> What you are asked to do: Retype everything in the listing, leaving each line exactly as it is.

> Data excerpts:
************

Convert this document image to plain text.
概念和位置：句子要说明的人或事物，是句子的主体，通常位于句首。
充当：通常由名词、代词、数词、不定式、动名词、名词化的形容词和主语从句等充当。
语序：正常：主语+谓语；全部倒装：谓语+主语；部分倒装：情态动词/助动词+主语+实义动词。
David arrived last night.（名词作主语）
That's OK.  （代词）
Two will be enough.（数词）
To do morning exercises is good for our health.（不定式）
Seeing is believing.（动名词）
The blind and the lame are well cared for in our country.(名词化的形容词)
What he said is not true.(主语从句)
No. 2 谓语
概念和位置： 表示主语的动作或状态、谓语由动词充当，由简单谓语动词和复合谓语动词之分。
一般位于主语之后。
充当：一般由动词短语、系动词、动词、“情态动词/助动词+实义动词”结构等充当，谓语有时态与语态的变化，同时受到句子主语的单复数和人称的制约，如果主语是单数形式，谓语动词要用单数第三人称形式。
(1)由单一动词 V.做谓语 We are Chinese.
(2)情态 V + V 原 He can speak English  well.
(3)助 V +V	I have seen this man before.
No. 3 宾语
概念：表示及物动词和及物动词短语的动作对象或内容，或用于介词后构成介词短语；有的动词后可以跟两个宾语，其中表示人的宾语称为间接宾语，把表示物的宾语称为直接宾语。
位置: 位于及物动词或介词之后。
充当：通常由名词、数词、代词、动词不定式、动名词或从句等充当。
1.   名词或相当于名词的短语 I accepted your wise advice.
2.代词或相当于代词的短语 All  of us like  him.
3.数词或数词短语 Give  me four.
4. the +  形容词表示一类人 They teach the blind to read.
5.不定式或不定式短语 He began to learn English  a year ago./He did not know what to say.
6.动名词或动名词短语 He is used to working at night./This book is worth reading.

************

> Answer in full:
Convert this document image to plain text.
概念和位置：句子要说明的人或事物，是句子的主体，通常位于句首。
充当：通常由名词、代词、数词、不定式、动名词、名词化的形容词和主语从句等充当。
语序：正常：主语+谓语；全部倒装：谓语+主语；部分倒装：情态动词/助动词+主语+实义动词。
David arrived last night.（名词作主语）
That's OK.  （代词）
Two will be enough.（数词）
To do morning exercises is good for our health.（不定式）
Seeing is believing.（动名词）
The blind and the lame are well cared for in our country.(名词化的形容词)
What he said is not true.(主语从句)
No. 2 谓语
概念和位置： 表示主语的动作或状态、谓语由动词充当，由简单谓语动词和复合谓语动词之分。
一般位于主语之后。
充当：一般由动词短语、系动词、动词、“情态动词/助动词+实义动词”结构等充当，谓语有时态与语态的变化，同时受到句子主语的单复数和人称的制约，如果主语是单数形式，谓语动词要用单数第三人称形式。
(1)由单一动词 V.做谓语 We are Chinese.
(2)情态 V + V 原 He can speak English  well.
(3)助 V +V	I have seen this man before.
No. 3 宾语
概念：表示及物动词和及物动词短语的动作对象或内容，或用于介词后构成介词短语；有的动词后可以跟两个宾语，其中表示人的宾语称为间接宾语，把表示物的宾语称为直接宾语。
位置: 位于及物动词或介词之后。
充当：通常由名词、数词、代词、动词不定式、动名词或从句等充当。
1.   名词或相当于名词的短语 I accepted your wise advice.
2.代词或相当于代词的短语 All  of us like  him.
3.数词或数词短语 Give  me four.
4. the +  形容词表示一类人 They teach the blind to read.
5.不定式或不定式短语 He began to learn English  a year ago./He did not know what to say.
6.动名词或动名词短语 He is used to working at night./This book is worth reading.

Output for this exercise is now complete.